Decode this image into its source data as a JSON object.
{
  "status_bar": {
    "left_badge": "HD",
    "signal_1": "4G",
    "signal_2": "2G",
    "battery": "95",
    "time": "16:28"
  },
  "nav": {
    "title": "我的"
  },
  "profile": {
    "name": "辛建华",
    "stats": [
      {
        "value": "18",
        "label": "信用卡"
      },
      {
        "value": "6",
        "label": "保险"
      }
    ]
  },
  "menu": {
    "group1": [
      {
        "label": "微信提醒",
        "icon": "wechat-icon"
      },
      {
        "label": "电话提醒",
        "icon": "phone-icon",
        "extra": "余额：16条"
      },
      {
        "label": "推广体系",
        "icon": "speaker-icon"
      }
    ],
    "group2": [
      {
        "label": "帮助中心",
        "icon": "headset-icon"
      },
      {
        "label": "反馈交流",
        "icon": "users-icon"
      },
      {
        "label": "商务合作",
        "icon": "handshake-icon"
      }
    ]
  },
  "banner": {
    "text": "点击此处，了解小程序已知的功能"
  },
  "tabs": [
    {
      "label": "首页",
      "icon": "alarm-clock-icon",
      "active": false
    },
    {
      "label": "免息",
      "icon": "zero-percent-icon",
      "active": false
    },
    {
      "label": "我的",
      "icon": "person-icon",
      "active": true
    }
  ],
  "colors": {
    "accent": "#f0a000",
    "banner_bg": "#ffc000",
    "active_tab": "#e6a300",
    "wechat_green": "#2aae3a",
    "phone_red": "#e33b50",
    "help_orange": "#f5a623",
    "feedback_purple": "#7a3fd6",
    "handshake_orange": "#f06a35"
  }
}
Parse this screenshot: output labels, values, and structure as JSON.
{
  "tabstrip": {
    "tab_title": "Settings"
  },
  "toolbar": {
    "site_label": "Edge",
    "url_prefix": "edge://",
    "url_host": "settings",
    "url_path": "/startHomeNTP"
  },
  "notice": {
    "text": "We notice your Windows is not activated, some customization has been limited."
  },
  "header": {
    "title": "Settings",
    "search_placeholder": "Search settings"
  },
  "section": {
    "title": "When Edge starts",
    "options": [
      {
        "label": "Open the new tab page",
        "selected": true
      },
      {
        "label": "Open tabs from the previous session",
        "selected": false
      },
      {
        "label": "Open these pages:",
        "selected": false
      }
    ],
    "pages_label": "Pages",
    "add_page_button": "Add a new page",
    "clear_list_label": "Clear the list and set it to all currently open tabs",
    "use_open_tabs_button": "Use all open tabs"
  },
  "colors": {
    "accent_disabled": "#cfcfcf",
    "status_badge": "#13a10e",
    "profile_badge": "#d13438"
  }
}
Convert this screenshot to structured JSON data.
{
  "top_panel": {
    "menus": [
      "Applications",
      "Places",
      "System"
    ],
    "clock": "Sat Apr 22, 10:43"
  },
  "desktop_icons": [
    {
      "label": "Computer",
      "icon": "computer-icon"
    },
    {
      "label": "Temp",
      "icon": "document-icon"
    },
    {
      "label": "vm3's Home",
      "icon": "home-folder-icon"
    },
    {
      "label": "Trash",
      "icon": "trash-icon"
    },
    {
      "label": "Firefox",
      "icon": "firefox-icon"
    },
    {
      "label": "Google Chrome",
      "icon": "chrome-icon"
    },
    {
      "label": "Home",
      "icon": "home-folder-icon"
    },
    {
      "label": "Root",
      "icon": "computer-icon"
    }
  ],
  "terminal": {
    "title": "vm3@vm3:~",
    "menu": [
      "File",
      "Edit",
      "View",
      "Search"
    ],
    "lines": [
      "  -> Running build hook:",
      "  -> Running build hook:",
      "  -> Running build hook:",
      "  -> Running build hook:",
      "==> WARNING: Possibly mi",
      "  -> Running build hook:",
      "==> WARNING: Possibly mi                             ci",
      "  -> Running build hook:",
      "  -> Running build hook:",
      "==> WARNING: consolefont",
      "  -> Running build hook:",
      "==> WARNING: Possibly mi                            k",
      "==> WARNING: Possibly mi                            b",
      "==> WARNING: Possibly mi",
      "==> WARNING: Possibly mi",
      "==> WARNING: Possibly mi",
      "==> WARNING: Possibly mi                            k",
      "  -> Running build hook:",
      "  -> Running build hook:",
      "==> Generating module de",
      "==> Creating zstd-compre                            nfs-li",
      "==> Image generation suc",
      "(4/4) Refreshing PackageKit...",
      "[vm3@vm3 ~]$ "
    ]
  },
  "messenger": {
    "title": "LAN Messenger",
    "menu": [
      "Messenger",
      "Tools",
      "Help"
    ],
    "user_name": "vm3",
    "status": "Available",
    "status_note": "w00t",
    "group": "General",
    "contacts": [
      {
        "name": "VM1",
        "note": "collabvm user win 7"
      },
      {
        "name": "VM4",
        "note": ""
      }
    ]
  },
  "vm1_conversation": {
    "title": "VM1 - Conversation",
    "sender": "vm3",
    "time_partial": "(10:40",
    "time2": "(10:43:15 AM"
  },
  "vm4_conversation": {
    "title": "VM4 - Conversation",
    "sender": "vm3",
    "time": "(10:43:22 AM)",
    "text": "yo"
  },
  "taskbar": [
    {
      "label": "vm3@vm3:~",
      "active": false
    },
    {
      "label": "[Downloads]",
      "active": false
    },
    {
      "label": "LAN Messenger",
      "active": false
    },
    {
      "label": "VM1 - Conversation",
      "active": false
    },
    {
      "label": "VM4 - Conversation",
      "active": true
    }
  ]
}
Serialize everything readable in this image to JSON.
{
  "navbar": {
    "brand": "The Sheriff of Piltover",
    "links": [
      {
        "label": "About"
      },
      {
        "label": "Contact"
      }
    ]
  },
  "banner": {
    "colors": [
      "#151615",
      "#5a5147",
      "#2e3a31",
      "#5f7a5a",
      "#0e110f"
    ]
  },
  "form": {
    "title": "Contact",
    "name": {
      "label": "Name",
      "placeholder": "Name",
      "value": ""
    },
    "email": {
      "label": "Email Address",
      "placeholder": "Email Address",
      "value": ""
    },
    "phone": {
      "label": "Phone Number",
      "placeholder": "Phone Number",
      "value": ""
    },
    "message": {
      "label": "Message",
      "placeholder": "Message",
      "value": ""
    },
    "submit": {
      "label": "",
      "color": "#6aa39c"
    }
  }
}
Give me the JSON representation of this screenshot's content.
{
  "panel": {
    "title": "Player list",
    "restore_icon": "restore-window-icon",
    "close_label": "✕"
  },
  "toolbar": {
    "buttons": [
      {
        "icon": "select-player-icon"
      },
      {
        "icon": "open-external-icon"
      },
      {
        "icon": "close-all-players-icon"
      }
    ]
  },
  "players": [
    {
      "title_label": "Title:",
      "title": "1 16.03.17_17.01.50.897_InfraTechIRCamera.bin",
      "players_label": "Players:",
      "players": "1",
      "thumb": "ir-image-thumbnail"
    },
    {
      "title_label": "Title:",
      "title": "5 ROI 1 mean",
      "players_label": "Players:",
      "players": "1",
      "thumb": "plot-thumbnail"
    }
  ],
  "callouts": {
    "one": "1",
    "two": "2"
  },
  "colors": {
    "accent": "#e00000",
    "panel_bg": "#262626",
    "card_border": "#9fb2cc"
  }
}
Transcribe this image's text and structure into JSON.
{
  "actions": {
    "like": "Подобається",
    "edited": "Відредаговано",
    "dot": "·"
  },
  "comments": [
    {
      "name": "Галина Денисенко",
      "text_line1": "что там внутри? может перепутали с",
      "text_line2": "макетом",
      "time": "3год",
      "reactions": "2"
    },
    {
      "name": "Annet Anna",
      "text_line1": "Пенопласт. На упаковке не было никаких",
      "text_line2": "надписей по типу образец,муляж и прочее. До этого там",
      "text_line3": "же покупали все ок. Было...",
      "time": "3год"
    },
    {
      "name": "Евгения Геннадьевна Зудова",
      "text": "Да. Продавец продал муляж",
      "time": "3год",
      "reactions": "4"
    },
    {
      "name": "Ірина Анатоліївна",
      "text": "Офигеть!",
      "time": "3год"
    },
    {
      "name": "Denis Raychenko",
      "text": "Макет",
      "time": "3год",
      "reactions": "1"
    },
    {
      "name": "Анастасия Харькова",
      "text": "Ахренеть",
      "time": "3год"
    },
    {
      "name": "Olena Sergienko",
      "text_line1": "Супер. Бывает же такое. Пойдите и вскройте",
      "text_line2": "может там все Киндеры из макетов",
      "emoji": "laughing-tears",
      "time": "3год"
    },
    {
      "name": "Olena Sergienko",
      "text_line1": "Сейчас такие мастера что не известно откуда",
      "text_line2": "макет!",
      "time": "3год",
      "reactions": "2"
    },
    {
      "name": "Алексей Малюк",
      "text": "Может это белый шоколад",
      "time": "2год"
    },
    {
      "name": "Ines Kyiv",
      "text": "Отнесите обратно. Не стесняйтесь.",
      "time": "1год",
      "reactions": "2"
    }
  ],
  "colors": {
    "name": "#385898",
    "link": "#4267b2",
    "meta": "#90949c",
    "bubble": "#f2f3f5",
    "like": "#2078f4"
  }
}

━━━━━━━━━━━━━━━━━━━━━━━━━━━━━━

▸ The task
Give only the number of lines in the entries above that hold the string "data".

▸ Output for this task
2